(Stored data entries)
----

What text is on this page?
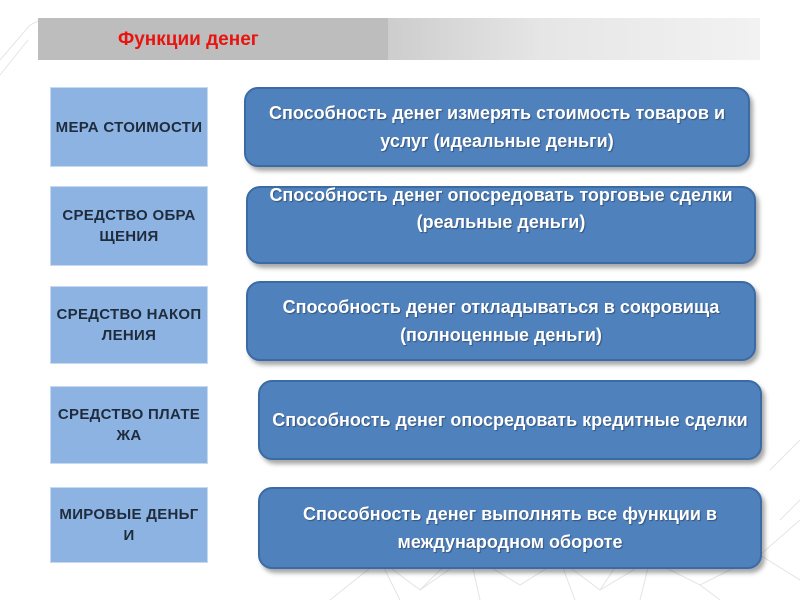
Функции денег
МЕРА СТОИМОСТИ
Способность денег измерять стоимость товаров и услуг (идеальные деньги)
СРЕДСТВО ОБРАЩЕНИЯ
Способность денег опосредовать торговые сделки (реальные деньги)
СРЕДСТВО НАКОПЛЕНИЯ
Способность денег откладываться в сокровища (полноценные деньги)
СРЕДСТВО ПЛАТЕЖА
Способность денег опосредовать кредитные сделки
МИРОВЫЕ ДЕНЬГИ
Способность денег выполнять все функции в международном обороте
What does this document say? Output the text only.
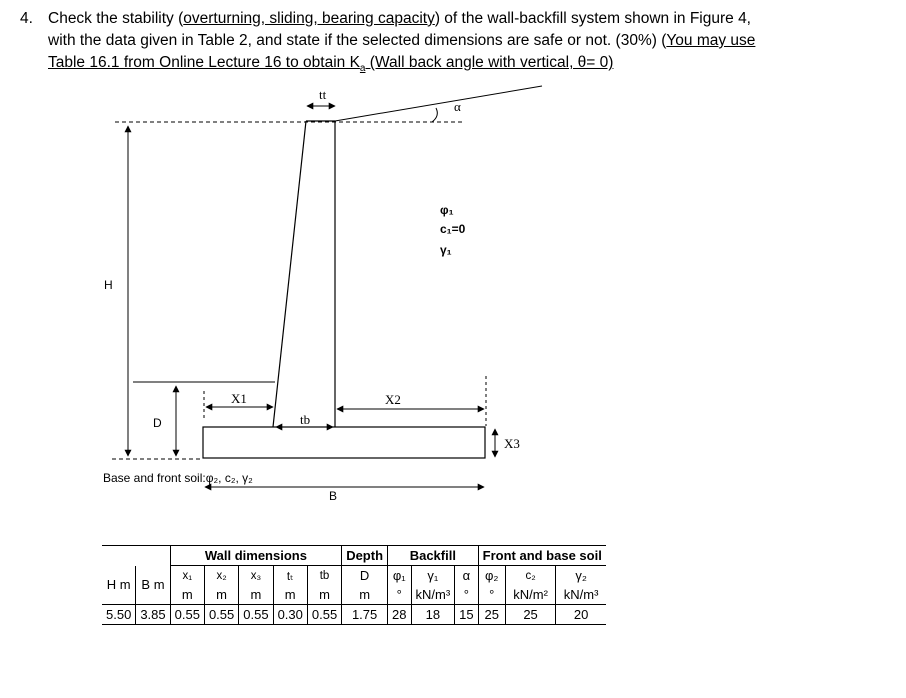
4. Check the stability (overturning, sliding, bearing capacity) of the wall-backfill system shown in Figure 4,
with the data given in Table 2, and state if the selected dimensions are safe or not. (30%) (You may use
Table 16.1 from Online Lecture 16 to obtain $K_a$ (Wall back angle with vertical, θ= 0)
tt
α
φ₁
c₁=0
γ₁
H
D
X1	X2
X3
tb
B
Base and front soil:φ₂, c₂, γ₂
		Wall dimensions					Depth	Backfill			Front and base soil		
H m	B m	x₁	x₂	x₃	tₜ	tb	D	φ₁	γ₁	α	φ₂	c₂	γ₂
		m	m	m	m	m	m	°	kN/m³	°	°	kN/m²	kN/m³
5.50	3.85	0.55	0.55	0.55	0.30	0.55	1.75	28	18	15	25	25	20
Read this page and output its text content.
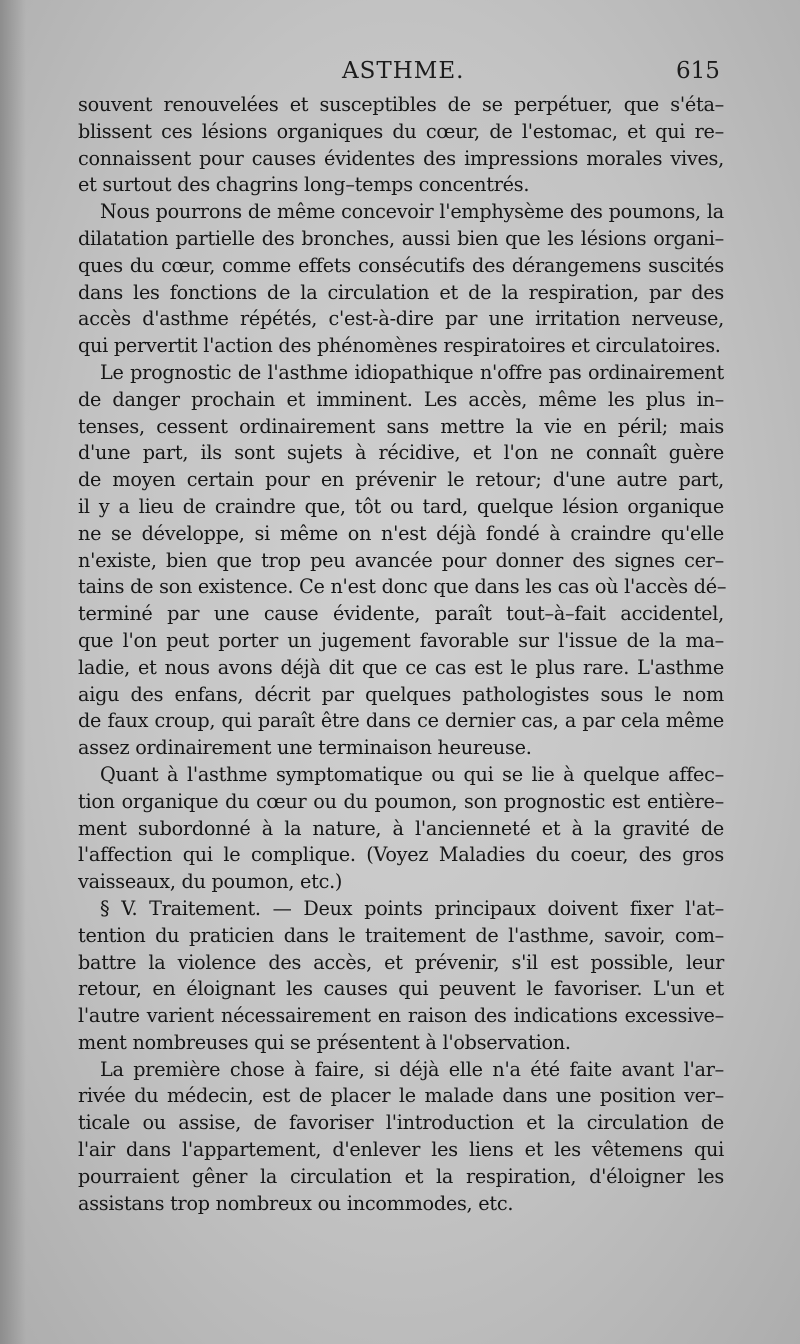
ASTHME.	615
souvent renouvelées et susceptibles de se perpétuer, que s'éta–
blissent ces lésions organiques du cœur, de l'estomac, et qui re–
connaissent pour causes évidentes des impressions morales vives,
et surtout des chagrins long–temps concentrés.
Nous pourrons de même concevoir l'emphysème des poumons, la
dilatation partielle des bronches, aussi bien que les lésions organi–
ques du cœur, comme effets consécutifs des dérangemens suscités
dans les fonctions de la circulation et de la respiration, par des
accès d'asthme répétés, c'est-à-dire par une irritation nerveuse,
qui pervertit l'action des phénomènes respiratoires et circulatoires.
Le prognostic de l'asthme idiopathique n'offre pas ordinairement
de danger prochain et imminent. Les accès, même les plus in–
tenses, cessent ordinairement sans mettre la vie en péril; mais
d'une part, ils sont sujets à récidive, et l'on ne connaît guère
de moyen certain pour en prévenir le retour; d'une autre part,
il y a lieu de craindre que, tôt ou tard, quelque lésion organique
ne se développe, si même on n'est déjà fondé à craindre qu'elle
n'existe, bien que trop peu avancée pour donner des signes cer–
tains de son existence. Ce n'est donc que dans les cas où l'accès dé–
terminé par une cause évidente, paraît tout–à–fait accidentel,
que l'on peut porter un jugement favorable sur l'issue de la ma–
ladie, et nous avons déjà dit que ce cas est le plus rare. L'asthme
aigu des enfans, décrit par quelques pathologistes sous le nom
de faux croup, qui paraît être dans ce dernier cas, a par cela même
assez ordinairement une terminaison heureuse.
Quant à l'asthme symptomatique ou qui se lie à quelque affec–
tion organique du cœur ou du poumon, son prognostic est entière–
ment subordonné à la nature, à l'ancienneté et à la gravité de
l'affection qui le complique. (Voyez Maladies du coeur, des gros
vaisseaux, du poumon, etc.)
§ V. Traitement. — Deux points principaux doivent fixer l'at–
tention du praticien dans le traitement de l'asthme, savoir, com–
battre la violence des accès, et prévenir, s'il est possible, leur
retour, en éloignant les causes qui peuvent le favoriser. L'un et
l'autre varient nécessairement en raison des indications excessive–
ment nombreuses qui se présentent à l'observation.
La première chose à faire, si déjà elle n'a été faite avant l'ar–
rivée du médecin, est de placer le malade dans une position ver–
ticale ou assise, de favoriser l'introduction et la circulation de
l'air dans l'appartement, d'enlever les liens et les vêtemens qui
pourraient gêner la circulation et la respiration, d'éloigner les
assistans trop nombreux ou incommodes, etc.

----

> [To be done] Give every record again exactly, apart from the pictures, which stay out.

> [Expected output]
What text is on this page?
Функции денег
МЕРА СТОИМОСТИ
Способность денег измерять стоимость товаров и услуг (идеальные деньги)
СРЕДСТВО ОБРАЩЕНИЯ
Способность денег опосредовать торговые сделки (реальные деньги)
СРЕДСТВО НАКОПЛЕНИЯ
Способность денег откладываться в сокровища (полноценные деньги)
СРЕДСТВО ПЛАТЕЖА
Способность денег опосредовать кредитные сделки
МИРОВЫЕ ДЕНЬГИ
Способность денег выполнять все функции в международном обороте
What does this document say? Output the text only.
4. Check the stability (overturning, sliding, bearing capacity) of the wall-backfill system shown in Figure 4,
with the data given in Table 2, and state if the selected dimensions are safe or not. (30%) (You may use
Table 16.1 from Online Lecture 16 to obtain $K_a$ (Wall back angle with vertical, θ= 0)
tt
α
φ₁
c₁=0
γ₁
H
D
X1	X2
X3
tb
B
Base and front soil:φ₂, c₂, γ₂
		Wall dimensions					Depth	Backfill			Front and base soil		
H m	B m	x₁	x₂	x₃	tₜ	tb	D	φ₁	γ₁	α	φ₂	c₂	γ₂
		m	m	m	m	m	m	°	kN/m³	°	°	kN/m²	kN/m³
5.50	3.85	0.55	0.55	0.55	0.30	0.55	1.75	28	18	15	25	25	20
Read this page and output its text content.
ASTHME.	615
souvent renouvelées et susceptibles de se perpétuer, que s'éta–
blissent ces lésions organiques du cœur, de l'estomac, et qui re–
connaissent pour causes évidentes des impressions morales vives,
et surtout des chagrins long–temps concentrés.
Nous pourrons de même concevoir l'emphysème des poumons, la
dilatation partielle des bronches, aussi bien que les lésions organi–
ques du cœur, comme effets consécutifs des dérangemens suscités
dans les fonctions de la circulation et de la respiration, par des
accès d'asthme répétés, c'est-à-dire par une irritation nerveuse,
qui pervertit l'action des phénomènes respiratoires et circulatoires.
Le prognostic de l'asthme idiopathique n'offre pas ordinairement
de danger prochain et imminent. Les accès, même les plus in–
tenses, cessent ordinairement sans mettre la vie en péril; mais
d'une part, ils sont sujets à récidive, et l'on ne connaît guère
de moyen certain pour en prévenir le retour; d'une autre part,
il y a lieu de craindre que, tôt ou tard, quelque lésion organique
ne se développe, si même on n'est déjà fondé à craindre qu'elle
n'existe, bien que trop peu avancée pour donner des signes cer–
tains de son existence. Ce n'est donc que dans les cas où l'accès dé–
terminé par une cause évidente, paraît tout–à–fait accidentel,
que l'on peut porter un jugement favorable sur l'issue de la ma–
ladie, et nous avons déjà dit que ce cas est le plus rare. L'asthme
aigu des enfans, décrit par quelques pathologistes sous le nom
de faux croup, qui paraît être dans ce dernier cas, a par cela même
assez ordinairement une terminaison heureuse.
Quant à l'asthme symptomatique ou qui se lie à quelque affec–
tion organique du cœur ou du poumon, son prognostic est entière–
ment subordonné à la nature, à l'ancienneté et à la gravité de
l'affection qui le complique. (Voyez Maladies du coeur, des gros
vaisseaux, du poumon, etc.)
§ V. Traitement. — Deux points principaux doivent fixer l'at–
tention du praticien dans le traitement de l'asthme, savoir, com–
battre la violence des accès, et prévenir, s'il est possible, leur
retour, en éloignant les causes qui peuvent le favoriser. L'un et
l'autre varient nécessairement en raison des indications excessive–
ment nombreuses qui se présentent à l'observation.
La première chose à faire, si déjà elle n'a été faite avant l'ar–
rivée du médecin, est de placer le malade dans une position ver–
ticale ou assise, de favoriser l'introduction et la circulation de
l'air dans l'appartement, d'enlever les liens et les vêtemens qui
pourraient gêner la circulation et la respiration, d'éloigner les
assistans trop nombreux ou incommodes, etc.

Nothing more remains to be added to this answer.